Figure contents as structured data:
......

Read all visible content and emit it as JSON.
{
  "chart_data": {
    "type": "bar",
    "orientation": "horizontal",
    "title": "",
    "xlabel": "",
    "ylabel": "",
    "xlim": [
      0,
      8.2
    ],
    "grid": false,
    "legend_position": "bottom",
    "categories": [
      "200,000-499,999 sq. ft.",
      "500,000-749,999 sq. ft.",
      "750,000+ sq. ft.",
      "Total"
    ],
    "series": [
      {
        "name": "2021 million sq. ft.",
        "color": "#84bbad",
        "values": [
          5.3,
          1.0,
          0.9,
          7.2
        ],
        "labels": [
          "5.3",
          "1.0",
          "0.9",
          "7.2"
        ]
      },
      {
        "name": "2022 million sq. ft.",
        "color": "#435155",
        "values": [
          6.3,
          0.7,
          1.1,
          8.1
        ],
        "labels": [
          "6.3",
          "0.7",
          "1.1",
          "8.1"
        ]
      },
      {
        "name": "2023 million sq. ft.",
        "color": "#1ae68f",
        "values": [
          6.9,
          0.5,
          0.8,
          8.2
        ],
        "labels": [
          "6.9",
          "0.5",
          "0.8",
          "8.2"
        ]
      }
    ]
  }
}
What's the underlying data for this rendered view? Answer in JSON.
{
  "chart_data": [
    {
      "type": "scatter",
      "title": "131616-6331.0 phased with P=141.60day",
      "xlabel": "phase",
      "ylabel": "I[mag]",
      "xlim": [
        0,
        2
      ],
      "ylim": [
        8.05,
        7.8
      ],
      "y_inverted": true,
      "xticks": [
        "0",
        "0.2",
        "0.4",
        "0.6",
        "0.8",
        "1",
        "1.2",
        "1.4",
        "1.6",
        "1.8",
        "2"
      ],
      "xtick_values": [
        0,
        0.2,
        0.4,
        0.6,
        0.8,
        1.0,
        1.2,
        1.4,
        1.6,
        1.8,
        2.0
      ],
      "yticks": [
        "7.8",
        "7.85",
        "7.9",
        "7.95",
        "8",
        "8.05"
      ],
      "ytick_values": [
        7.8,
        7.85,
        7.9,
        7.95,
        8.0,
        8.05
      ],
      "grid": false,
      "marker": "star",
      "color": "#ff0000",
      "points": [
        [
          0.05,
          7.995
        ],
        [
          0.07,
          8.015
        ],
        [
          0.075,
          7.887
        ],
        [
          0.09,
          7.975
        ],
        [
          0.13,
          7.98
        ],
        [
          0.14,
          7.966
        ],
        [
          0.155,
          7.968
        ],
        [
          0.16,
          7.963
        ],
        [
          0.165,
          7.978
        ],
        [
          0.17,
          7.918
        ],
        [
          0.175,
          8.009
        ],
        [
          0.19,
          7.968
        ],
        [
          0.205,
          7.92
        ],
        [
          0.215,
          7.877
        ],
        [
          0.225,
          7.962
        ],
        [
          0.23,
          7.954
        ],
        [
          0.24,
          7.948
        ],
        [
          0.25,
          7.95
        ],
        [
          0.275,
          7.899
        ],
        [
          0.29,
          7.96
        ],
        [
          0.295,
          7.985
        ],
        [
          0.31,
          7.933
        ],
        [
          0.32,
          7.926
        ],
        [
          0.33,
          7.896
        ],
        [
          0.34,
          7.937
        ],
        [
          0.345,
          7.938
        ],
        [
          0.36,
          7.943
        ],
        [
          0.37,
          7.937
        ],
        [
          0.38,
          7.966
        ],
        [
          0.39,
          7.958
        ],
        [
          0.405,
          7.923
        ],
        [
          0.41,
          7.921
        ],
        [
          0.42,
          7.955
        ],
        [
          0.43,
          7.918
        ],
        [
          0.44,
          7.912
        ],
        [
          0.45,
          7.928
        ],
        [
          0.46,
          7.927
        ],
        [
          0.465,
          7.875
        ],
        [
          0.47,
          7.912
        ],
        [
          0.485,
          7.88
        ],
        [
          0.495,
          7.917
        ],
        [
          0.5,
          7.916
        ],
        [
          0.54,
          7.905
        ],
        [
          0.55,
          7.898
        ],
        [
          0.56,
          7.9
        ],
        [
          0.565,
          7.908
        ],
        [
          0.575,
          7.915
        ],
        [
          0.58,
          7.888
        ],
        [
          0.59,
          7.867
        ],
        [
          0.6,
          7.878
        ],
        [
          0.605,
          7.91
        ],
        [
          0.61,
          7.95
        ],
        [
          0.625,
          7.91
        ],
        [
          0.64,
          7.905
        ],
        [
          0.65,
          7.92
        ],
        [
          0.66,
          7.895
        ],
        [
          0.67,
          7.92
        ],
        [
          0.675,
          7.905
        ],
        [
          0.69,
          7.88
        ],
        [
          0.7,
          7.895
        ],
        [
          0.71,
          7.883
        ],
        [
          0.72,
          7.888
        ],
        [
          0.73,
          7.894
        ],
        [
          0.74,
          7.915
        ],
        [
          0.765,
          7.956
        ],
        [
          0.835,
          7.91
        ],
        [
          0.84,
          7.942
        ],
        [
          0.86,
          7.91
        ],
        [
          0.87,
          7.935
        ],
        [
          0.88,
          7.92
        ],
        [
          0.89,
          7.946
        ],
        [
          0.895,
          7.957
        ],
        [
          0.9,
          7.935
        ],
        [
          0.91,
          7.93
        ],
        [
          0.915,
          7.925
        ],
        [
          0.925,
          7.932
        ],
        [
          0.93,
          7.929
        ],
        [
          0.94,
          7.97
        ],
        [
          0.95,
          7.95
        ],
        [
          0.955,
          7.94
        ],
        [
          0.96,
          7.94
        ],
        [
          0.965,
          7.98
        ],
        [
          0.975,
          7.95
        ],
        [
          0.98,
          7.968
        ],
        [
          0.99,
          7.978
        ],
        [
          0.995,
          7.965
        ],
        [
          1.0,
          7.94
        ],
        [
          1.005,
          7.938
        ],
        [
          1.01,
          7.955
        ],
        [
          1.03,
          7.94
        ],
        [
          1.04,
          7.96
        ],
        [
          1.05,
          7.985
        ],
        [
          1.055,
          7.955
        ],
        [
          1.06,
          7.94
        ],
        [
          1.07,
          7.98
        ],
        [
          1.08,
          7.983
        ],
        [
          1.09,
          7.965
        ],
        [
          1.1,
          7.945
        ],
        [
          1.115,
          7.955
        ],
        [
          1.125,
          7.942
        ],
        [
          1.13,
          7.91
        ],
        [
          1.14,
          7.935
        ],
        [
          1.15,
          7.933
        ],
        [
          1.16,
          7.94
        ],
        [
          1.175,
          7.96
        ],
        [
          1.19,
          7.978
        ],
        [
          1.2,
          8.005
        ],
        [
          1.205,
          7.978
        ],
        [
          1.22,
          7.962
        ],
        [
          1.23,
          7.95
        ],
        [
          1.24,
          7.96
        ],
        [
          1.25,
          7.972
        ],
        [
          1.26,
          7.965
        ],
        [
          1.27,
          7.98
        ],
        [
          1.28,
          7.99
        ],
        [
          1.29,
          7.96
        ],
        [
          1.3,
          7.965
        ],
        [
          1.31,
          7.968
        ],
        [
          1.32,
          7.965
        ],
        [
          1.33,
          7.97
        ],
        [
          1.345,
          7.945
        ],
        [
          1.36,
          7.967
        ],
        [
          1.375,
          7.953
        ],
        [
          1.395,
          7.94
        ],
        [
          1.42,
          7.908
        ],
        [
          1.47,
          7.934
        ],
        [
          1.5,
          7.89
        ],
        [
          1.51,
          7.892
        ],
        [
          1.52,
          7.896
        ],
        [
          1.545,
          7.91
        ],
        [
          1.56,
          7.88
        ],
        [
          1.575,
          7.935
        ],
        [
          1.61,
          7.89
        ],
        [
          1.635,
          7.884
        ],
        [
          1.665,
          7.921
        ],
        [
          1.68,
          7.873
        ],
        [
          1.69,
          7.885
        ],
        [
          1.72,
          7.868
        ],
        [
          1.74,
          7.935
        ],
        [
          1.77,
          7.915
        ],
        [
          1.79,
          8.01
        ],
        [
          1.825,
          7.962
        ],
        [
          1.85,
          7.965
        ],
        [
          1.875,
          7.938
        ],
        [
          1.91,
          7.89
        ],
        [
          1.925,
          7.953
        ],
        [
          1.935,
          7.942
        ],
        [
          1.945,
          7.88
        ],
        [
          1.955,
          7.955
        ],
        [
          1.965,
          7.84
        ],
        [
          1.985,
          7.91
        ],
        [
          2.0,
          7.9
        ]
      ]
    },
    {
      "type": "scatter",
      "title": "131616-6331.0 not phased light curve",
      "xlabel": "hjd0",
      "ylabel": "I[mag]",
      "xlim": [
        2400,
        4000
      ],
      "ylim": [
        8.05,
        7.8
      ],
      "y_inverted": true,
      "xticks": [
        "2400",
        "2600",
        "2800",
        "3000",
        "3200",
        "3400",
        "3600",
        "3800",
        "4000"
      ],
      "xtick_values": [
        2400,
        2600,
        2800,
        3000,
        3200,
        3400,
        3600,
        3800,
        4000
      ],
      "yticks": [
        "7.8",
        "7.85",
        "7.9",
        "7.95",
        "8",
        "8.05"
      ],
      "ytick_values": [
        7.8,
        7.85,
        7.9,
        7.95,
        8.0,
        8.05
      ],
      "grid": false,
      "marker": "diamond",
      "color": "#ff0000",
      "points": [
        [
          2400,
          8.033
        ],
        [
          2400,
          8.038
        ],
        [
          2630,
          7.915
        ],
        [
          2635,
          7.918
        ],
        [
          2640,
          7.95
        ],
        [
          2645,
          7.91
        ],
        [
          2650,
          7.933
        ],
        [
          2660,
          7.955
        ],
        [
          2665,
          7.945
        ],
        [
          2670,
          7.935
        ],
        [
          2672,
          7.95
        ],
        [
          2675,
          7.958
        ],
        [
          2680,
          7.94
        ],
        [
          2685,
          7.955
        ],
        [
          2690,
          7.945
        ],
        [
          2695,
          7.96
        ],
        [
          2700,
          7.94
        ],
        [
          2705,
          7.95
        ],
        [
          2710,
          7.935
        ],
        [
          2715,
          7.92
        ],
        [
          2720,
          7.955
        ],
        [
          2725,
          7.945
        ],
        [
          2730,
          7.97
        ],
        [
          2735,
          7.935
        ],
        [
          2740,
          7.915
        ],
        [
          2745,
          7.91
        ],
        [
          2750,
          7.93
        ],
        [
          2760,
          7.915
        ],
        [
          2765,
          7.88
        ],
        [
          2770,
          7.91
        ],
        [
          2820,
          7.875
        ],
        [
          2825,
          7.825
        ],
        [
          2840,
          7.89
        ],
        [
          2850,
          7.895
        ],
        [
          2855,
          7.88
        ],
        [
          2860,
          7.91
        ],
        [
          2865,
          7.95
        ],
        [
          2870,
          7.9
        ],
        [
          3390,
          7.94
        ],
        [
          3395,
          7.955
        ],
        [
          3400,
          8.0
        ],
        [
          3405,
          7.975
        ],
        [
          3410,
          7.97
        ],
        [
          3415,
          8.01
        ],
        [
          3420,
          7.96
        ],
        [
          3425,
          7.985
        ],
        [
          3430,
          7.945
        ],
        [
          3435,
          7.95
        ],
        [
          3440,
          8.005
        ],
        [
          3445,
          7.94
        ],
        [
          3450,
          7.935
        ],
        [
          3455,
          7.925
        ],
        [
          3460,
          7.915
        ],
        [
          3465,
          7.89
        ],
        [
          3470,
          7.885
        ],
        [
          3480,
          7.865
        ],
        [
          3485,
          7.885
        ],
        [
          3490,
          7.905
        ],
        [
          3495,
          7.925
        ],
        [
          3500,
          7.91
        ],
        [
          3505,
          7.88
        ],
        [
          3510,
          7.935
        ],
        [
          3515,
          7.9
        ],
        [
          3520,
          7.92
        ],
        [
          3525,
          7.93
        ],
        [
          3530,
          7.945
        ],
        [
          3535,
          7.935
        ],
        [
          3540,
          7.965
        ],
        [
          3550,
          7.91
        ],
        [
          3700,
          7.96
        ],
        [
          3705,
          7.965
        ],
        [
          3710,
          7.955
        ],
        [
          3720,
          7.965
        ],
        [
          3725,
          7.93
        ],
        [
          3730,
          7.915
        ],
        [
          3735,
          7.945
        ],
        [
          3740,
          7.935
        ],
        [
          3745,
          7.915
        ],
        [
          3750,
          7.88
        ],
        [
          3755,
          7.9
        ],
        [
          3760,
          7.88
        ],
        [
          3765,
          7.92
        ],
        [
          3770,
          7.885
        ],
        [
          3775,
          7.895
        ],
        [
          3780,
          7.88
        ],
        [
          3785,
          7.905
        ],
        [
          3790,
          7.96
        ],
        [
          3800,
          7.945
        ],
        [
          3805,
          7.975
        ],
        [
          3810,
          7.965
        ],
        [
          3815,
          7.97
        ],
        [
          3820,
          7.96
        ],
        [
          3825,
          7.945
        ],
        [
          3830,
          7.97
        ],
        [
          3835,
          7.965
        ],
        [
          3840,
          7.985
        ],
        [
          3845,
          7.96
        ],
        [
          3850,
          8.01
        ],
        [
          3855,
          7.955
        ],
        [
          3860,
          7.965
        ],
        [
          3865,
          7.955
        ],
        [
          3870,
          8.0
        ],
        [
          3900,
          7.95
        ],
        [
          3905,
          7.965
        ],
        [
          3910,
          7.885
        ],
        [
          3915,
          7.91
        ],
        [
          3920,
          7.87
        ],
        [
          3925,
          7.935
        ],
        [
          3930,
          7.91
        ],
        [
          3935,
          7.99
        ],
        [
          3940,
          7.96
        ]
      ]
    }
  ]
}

......

◆ Exercise aim
Gather each line holding the string "million".

◆ Answer in full
        "name": "2021 million sq. ft.",
        "name": "2022 million sq. ft.",
        "name": "2023 million sq. ft.",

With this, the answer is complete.